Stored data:
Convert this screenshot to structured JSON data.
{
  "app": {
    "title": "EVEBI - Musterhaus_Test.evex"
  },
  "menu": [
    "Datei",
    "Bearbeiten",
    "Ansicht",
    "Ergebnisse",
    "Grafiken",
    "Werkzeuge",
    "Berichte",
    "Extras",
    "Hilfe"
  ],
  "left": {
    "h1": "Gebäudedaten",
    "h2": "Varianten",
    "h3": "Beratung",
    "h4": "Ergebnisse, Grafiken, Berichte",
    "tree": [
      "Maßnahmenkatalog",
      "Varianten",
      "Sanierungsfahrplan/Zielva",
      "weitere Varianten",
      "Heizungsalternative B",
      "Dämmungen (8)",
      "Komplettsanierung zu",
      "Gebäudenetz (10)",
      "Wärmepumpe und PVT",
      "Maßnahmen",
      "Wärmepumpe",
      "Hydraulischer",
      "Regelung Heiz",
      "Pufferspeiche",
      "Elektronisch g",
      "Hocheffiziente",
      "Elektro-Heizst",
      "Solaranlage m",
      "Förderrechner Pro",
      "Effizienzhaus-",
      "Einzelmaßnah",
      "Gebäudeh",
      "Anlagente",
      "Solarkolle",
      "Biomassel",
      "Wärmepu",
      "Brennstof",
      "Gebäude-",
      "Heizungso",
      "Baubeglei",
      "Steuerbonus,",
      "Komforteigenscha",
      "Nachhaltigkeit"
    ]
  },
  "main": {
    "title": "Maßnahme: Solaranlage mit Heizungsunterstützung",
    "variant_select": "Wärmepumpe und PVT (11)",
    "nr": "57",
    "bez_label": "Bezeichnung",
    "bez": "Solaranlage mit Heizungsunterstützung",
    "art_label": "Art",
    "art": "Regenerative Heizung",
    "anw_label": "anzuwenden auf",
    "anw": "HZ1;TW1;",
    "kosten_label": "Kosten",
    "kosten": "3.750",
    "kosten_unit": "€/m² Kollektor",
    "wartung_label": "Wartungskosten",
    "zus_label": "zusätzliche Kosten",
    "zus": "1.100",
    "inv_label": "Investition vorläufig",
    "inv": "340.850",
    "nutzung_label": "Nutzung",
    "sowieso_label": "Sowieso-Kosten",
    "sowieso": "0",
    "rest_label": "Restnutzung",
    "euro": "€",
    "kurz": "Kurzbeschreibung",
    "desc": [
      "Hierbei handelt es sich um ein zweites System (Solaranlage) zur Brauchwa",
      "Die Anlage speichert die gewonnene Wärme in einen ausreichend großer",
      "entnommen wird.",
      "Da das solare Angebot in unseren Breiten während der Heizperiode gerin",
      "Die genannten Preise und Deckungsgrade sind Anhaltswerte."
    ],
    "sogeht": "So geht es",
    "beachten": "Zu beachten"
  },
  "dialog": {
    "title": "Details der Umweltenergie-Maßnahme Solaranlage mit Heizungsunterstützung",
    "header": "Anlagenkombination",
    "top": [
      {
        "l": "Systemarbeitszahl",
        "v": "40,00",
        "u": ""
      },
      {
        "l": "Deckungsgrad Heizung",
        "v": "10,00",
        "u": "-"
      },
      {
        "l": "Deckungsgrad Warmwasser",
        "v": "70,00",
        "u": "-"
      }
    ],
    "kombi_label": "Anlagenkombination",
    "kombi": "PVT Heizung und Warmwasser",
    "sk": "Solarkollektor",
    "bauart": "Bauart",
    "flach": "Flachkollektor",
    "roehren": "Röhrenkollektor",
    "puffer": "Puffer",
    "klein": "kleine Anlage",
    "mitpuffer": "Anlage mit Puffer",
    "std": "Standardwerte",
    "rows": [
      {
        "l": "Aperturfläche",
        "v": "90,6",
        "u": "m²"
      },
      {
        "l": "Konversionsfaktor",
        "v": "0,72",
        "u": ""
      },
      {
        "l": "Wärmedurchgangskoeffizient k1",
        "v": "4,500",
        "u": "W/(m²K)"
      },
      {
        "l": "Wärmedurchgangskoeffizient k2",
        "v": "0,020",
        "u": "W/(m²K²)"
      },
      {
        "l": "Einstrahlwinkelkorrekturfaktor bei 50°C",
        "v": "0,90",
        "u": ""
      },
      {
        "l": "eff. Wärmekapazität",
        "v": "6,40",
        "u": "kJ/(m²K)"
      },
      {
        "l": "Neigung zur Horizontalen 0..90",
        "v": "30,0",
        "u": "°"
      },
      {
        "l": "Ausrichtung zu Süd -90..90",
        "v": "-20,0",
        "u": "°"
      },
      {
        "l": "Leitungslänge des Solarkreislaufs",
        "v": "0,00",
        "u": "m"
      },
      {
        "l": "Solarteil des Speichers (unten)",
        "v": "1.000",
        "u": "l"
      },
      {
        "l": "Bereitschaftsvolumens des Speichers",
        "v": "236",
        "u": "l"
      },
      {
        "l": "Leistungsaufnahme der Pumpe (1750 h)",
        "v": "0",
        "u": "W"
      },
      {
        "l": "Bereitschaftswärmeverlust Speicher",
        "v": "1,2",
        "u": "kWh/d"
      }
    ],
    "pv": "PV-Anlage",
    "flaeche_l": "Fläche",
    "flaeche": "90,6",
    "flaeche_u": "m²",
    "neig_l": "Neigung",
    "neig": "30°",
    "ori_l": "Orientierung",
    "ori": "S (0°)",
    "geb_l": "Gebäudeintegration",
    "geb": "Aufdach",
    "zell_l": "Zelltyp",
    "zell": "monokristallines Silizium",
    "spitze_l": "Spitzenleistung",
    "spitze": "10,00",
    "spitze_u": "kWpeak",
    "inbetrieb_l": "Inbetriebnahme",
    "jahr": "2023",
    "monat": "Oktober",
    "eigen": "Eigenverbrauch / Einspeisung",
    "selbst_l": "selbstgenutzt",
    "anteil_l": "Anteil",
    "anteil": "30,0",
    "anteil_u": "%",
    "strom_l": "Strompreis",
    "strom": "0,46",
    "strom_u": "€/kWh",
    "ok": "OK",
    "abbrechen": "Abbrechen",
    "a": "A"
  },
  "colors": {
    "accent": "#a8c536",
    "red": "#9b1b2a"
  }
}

**Short problem:** From the entries above, list each line with "Ergebnisse" in it.

**Result:**
    "Ergebnisse",
    "h4": "Ergebnisse, Grafiken, Berichte",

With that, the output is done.